Requirement. Skip any picture you find and retype all the remaining lines exactly.

══ Stored data ══

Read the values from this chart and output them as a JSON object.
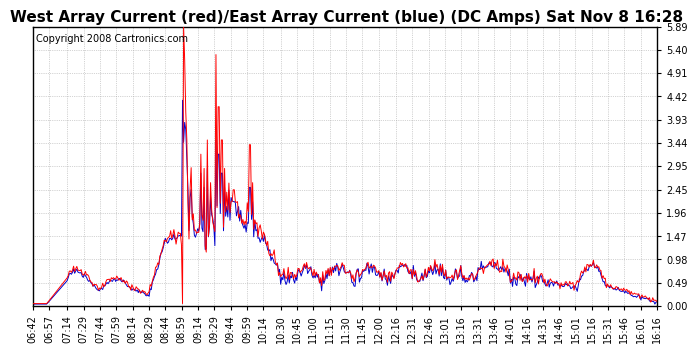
{
  "title": "West Array Current (red)/East Array Current (blue) (DC Amps) Sat Nov 8 16:28",
  "copyright": "Copyright 2008 Cartronics.com",
  "background_color": "#ffffff",
  "plot_bg_color": "#ffffff",
  "grid_color": "#aaaaaa",
  "yticks": [
    0.0,
    0.49,
    0.98,
    1.47,
    1.96,
    2.45,
    2.95,
    3.44,
    3.93,
    4.42,
    4.91,
    5.4,
    5.89
  ],
  "ymin": 0.0,
  "ymax": 5.89,
  "x_labels": [
    "06:42",
    "06:57",
    "07:14",
    "07:29",
    "07:44",
    "07:59",
    "08:14",
    "08:29",
    "08:44",
    "08:59",
    "09:14",
    "09:29",
    "09:44",
    "09:59",
    "10:14",
    "10:30",
    "10:45",
    "11:00",
    "11:15",
    "11:30",
    "11:45",
    "12:00",
    "12:16",
    "12:31",
    "12:46",
    "13:01",
    "13:16",
    "13:31",
    "13:46",
    "14:01",
    "14:16",
    "14:31",
    "14:46",
    "15:01",
    "15:16",
    "15:31",
    "15:46",
    "16:01",
    "16:16"
  ],
  "red_color": "#ff0000",
  "blue_color": "#0000cc",
  "title_fontsize": 11,
  "tick_fontsize": 7,
  "copyright_fontsize": 7
}
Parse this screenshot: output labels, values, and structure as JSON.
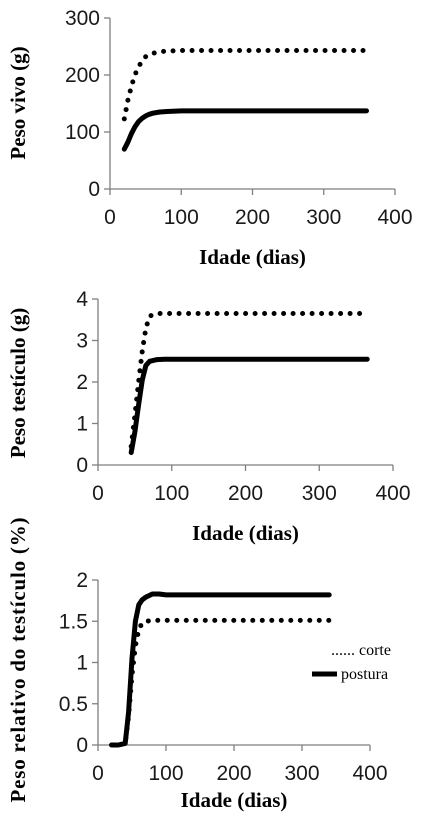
{
  "chart_data": [
    {
      "type": "line",
      "xlabel": "Idade (dias)",
      "ylabel": "Peso vivo (g)",
      "xlim": [
        0,
        400
      ],
      "ylim": [
        0,
        300
      ],
      "xticks": [
        "0",
        "100",
        "200",
        "300",
        "400"
      ],
      "yticks": [
        "0",
        "100",
        "200",
        "300"
      ],
      "grid": false,
      "series": [
        {
          "name": "corte",
          "style": "dotted",
          "color": "#000000",
          "x": [
            20,
            25,
            30,
            35,
            40,
            45,
            50,
            55,
            60,
            70,
            80,
            100,
            150,
            200,
            250,
            300,
            360
          ],
          "y": [
            123,
            155,
            180,
            200,
            214,
            225,
            232,
            236,
            238,
            241,
            242,
            243,
            243,
            243,
            243,
            243,
            243
          ]
        },
        {
          "name": "postura",
          "style": "solid",
          "color": "#000000",
          "x": [
            20,
            25,
            30,
            35,
            40,
            45,
            50,
            55,
            60,
            70,
            80,
            100,
            150,
            200,
            250,
            300,
            360
          ],
          "y": [
            70,
            82,
            97,
            109,
            118,
            124,
            128,
            131,
            133,
            135,
            136,
            137,
            137,
            137,
            137,
            137,
            137
          ]
        }
      ]
    },
    {
      "type": "line",
      "xlabel": "Idade (dias)",
      "ylabel": "Peso testículo (g)",
      "xlim": [
        0,
        400
      ],
      "ylim": [
        0,
        4
      ],
      "xticks": [
        "0",
        "100",
        "200",
        "300",
        "400"
      ],
      "yticks": [
        "0",
        "1",
        "2",
        "3",
        "4"
      ],
      "grid": false,
      "series": [
        {
          "name": "corte",
          "style": "dotted",
          "color": "#000000",
          "x": [
            45,
            50,
            55,
            60,
            65,
            70,
            75,
            80,
            100,
            150,
            200,
            250,
            300,
            365
          ],
          "y": [
            0.45,
            1.2,
            2.0,
            2.75,
            3.3,
            3.58,
            3.63,
            3.65,
            3.65,
            3.65,
            3.65,
            3.65,
            3.65,
            3.65
          ]
        },
        {
          "name": "postura",
          "style": "solid",
          "color": "#000000",
          "x": [
            45,
            50,
            55,
            60,
            65,
            70,
            75,
            80,
            90,
            100,
            150,
            200,
            250,
            300,
            365
          ],
          "y": [
            0.3,
            0.8,
            1.45,
            2.05,
            2.4,
            2.5,
            2.52,
            2.54,
            2.55,
            2.55,
            2.55,
            2.55,
            2.55,
            2.55,
            2.55
          ]
        }
      ]
    },
    {
      "type": "line",
      "xlabel": "Idade (dias)",
      "ylabel": "Peso relativo do testículo (%)",
      "xlim": [
        0,
        400
      ],
      "ylim": [
        0,
        2
      ],
      "xticks": [
        "0",
        "100",
        "200",
        "300",
        "400"
      ],
      "yticks": [
        "0",
        "0.5",
        "1",
        "1.5",
        "2"
      ],
      "grid": false,
      "legend": "right",
      "series": [
        {
          "name": "corte",
          "style": "dotted",
          "color": "#000000",
          "x": [
            20,
            30,
            40,
            45,
            50,
            55,
            60,
            65,
            70,
            80,
            100,
            150,
            200,
            250,
            300,
            340
          ],
          "y": [
            0,
            0,
            0.02,
            0.35,
            0.85,
            1.2,
            1.4,
            1.48,
            1.5,
            1.51,
            1.51,
            1.51,
            1.51,
            1.51,
            1.51,
            1.51
          ]
        },
        {
          "name": "postura",
          "style": "solid",
          "color": "#000000",
          "x": [
            20,
            30,
            40,
            45,
            50,
            55,
            60,
            65,
            70,
            80,
            90,
            100,
            150,
            200,
            250,
            300,
            340
          ],
          "y": [
            0,
            0,
            0.02,
            0.4,
            1.05,
            1.5,
            1.7,
            1.76,
            1.79,
            1.83,
            1.83,
            1.82,
            1.82,
            1.82,
            1.82,
            1.82,
            1.82
          ]
        }
      ]
    }
  ],
  "legend": {
    "corte_label": "...... corte",
    "postura_label": "postura"
  }
}
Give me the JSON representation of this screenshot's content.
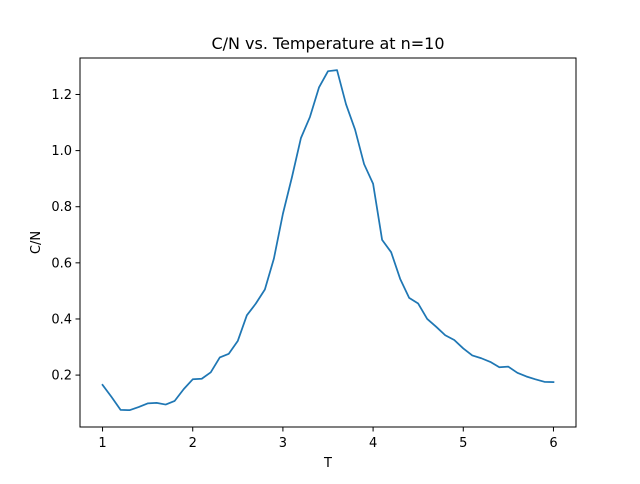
{
  "chart_data": {
    "type": "line",
    "title": "C/N vs. Temperature at n=10",
    "xlabel": "T",
    "ylabel": "C/N",
    "xlim": [
      0.75,
      6.25
    ],
    "ylim": [
      0.015,
      1.33
    ],
    "xticks": [
      1,
      2,
      3,
      4,
      5,
      6
    ],
    "yticks": [
      0.2,
      0.4,
      0.6,
      0.8,
      1.0,
      1.2
    ],
    "xtick_labels": [
      "1",
      "2",
      "3",
      "4",
      "5",
      "6"
    ],
    "ytick_labels": [
      "0.2",
      "0.4",
      "0.6",
      "0.8",
      "1.0",
      "1.2"
    ],
    "grid": false,
    "legend": "none",
    "series": [
      {
        "color": "#1f77b4",
        "x": [
          1.0,
          1.1,
          1.2,
          1.3,
          1.4,
          1.5,
          1.6,
          1.7,
          1.8,
          1.9,
          2.0,
          2.1,
          2.2,
          2.3,
          2.4,
          2.5,
          2.6,
          2.7,
          2.8,
          2.9,
          3.0,
          3.1,
          3.2,
          3.3,
          3.4,
          3.5,
          3.6,
          3.7,
          3.8,
          3.9,
          4.0,
          4.1,
          4.2,
          4.3,
          4.4,
          4.5,
          4.6,
          4.7,
          4.8,
          4.9,
          5.0,
          5.1,
          5.2,
          5.3,
          5.4,
          5.5,
          5.6,
          5.7,
          5.8,
          5.9,
          6.0
        ],
        "y": [
          0.165,
          0.122,
          0.076,
          0.075,
          0.086,
          0.099,
          0.101,
          0.095,
          0.108,
          0.15,
          0.185,
          0.187,
          0.21,
          0.263,
          0.276,
          0.322,
          0.413,
          0.455,
          0.505,
          0.615,
          0.775,
          0.905,
          1.045,
          1.12,
          1.225,
          1.283,
          1.287,
          1.165,
          1.075,
          0.952,
          0.882,
          0.682,
          0.638,
          0.543,
          0.475,
          0.455,
          0.4,
          0.372,
          0.342,
          0.325,
          0.295,
          0.27,
          0.26,
          0.247,
          0.228,
          0.23,
          0.208,
          0.195,
          0.185,
          0.176,
          0.175
        ]
      }
    ]
  }
}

═══

Solution for this problem.
Read the values from this chart and output them as a JSON object.
{
  "title": "West Array Current (red)/East Array Current (blue) (DC Amps) Sat Nov 8 16:28",
  "copyright": "Copyright 2008 Cartronics.com",
  "background_color": "#ffffff",
  "plot_bg_color": "#ffffff",
  "grid_color": "#aaaaaa",
  "yticks": [
    0.0,
    0.49,
    0.98,
    1.47,
    1.96,
    2.45,
    2.95,
    3.44,
    3.93,
    4.42,
    4.91,
    5.4,
    5.89
  ],
  "ymin": 0.0,
  "ymax": 5.89,
  "x_labels": [
    "06:42",
    "06:57",
    "07:14",
    "07:29",
    "07:44",
    "07:59",
    "08:14",
    "08:29",
    "08:44",
    "08:59",
    "09:14",
    "09:29",
    "09:44",
    "09:59",
    "10:14",
    "10:30",
    "10:45",
    "11:00",
    "11:15",
    "11:30",
    "11:45",
    "12:00",
    "12:16",
    "12:31",
    "12:46",
    "13:01",
    "13:16",
    "13:31",
    "13:46",
    "14:01",
    "14:16",
    "14:31",
    "14:46",
    "15:01",
    "15:16",
    "15:31",
    "15:46",
    "16:01",
    "16:16"
  ],
  "red_color": "#ff0000",
  "blue_color": "#0000cc",
  "title_fontsize": 11,
  "tick_fontsize": 7,
  "copyright_fontsize": 7
}
Parse this screenshot: output labels, values, and structure as JSON.
{
  "chart_data": [
    {
      "type": "line",
      "xlabel": "Idade (dias)",
      "ylabel": "Peso vivo (g)",
      "xlim": [
        0,
        400
      ],
      "ylim": [
        0,
        300
      ],
      "xticks": [
        "0",
        "100",
        "200",
        "300",
        "400"
      ],
      "yticks": [
        "0",
        "100",
        "200",
        "300"
      ],
      "grid": false,
      "series": [
        {
          "name": "corte",
          "style": "dotted",
          "color": "#000000",
          "x": [
            20,
            25,
            30,
            35,
            40,
            45,
            50,
            55,
            60,
            70,
            80,
            100,
            150,
            200,
            250,
            300,
            360
          ],
          "y": [
            123,
            155,
            180,
            200,
            214,
            225,
            232,
            236,
            238,
            241,
            242,
            243,
            243,
            243,
            243,
            243,
            243
          ]
        },
        {
          "name": "postura",
          "style": "solid",
          "color": "#000000",
          "x": [
            20,
            25,
            30,
            35,
            40,
            45,
            50,
            55,
            60,
            70,
            80,
            100,
            150,
            200,
            250,
            300,
            360
          ],
          "y": [
            70,
            82,
            97,
            109,
            118,
            124,
            128,
            131,
            133,
            135,
            136,
            137,
            137,
            137,
            137,
            137,
            137
          ]
        }
      ]
    },
    {
      "type": "line",
      "xlabel": "Idade (dias)",
      "ylabel": "Peso testículo (g)",
      "xlim": [
        0,
        400
      ],
      "ylim": [
        0,
        4
      ],
      "xticks": [
        "0",
        "100",
        "200",
        "300",
        "400"
      ],
      "yticks": [
        "0",
        "1",
        "2",
        "3",
        "4"
      ],
      "grid": false,
      "series": [
        {
          "name": "corte",
          "style": "dotted",
          "color": "#000000",
          "x": [
            45,
            50,
            55,
            60,
            65,
            70,
            75,
            80,
            100,
            150,
            200,
            250,
            300,
            365
          ],
          "y": [
            0.45,
            1.2,
            2.0,
            2.75,
            3.3,
            3.58,
            3.63,
            3.65,
            3.65,
            3.65,
            3.65,
            3.65,
            3.65,
            3.65
          ]
        },
        {
          "name": "postura",
          "style": "solid",
          "color": "#000000",
          "x": [
            45,
            50,
            55,
            60,
            65,
            70,
            75,
            80,
            90,
            100,
            150,
            200,
            250,
            300,
            365
          ],
          "y": [
            0.3,
            0.8,
            1.45,
            2.05,
            2.4,
            2.5,
            2.52,
            2.54,
            2.55,
            2.55,
            2.55,
            2.55,
            2.55,
            2.55,
            2.55
          ]
        }
      ]
    },
    {
      "type": "line",
      "xlabel": "Idade (dias)",
      "ylabel": "Peso relativo do testículo (%)",
      "xlim": [
        0,
        400
      ],
      "ylim": [
        0,
        2
      ],
      "xticks": [
        "0",
        "100",
        "200",
        "300",
        "400"
      ],
      "yticks": [
        "0",
        "0.5",
        "1",
        "1.5",
        "2"
      ],
      "grid": false,
      "legend": "right",
      "series": [
        {
          "name": "corte",
          "style": "dotted",
          "color": "#000000",
          "x": [
            20,
            30,
            40,
            45,
            50,
            55,
            60,
            65,
            70,
            80,
            100,
            150,
            200,
            250,
            300,
            340
          ],
          "y": [
            0,
            0,
            0.02,
            0.35,
            0.85,
            1.2,
            1.4,
            1.48,
            1.5,
            1.51,
            1.51,
            1.51,
            1.51,
            1.51,
            1.51,
            1.51
          ]
        },
        {
          "name": "postura",
          "style": "solid",
          "color": "#000000",
          "x": [
            20,
            30,
            40,
            45,
            50,
            55,
            60,
            65,
            70,
            80,
            90,
            100,
            150,
            200,
            250,
            300,
            340
          ],
          "y": [
            0,
            0,
            0.02,
            0.4,
            1.05,
            1.5,
            1.7,
            1.76,
            1.79,
            1.83,
            1.83,
            1.82,
            1.82,
            1.82,
            1.82,
            1.82,
            1.82
          ]
        }
      ]
    }
  ],
  "legend": {
    "corte_label": "...... corte",
    "postura_label": "postura"
  }
}
Give me the JSON representation of this screenshot's content.
{
  "chart_data": {
    "type": "line",
    "title": "C/N vs. Temperature at n=10",
    "xlabel": "T",
    "ylabel": "C/N",
    "xlim": [
      0.75,
      6.25
    ],
    "ylim": [
      0.015,
      1.33
    ],
    "xticks": [
      1,
      2,
      3,
      4,
      5,
      6
    ],
    "yticks": [
      0.2,
      0.4,
      0.6,
      0.8,
      1.0,
      1.2
    ],
    "xtick_labels": [
      "1",
      "2",
      "3",
      "4",
      "5",
      "6"
    ],
    "ytick_labels": [
      "0.2",
      "0.4",
      "0.6",
      "0.8",
      "1.0",
      "1.2"
    ],
    "grid": false,
    "legend": "none",
    "series": [
      {
        "color": "#1f77b4",
        "x": [
          1.0,
          1.1,
          1.2,
          1.3,
          1.4,
          1.5,
          1.6,
          1.7,
          1.8,
          1.9,
          2.0,
          2.1,
          2.2,
          2.3,
          2.4,
          2.5,
          2.6,
          2.7,
          2.8,
          2.9,
          3.0,
          3.1,
          3.2,
          3.3,
          3.4,
          3.5,
          3.6,
          3.7,
          3.8,
          3.9,
          4.0,
          4.1,
          4.2,
          4.3,
          4.4,
          4.5,
          4.6,
          4.7,
          4.8,
          4.9,
          5.0,
          5.1,
          5.2,
          5.3,
          5.4,
          5.5,
          5.6,
          5.7,
          5.8,
          5.9,
          6.0
        ],
        "y": [
          0.165,
          0.122,
          0.076,
          0.075,
          0.086,
          0.099,
          0.101,
          0.095,
          0.108,
          0.15,
          0.185,
          0.187,
          0.21,
          0.263,
          0.276,
          0.322,
          0.413,
          0.455,
          0.505,
          0.615,
          0.775,
          0.905,
          1.045,
          1.12,
          1.225,
          1.283,
          1.287,
          1.165,
          1.075,
          0.952,
          0.882,
          0.682,
          0.638,
          0.543,
          0.475,
          0.455,
          0.4,
          0.372,
          0.342,
          0.325,
          0.295,
          0.27,
          0.26,
          0.247,
          0.228,
          0.23,
          0.208,
          0.195,
          0.185,
          0.176,
          0.175
        ]
      }
    ]
  }
}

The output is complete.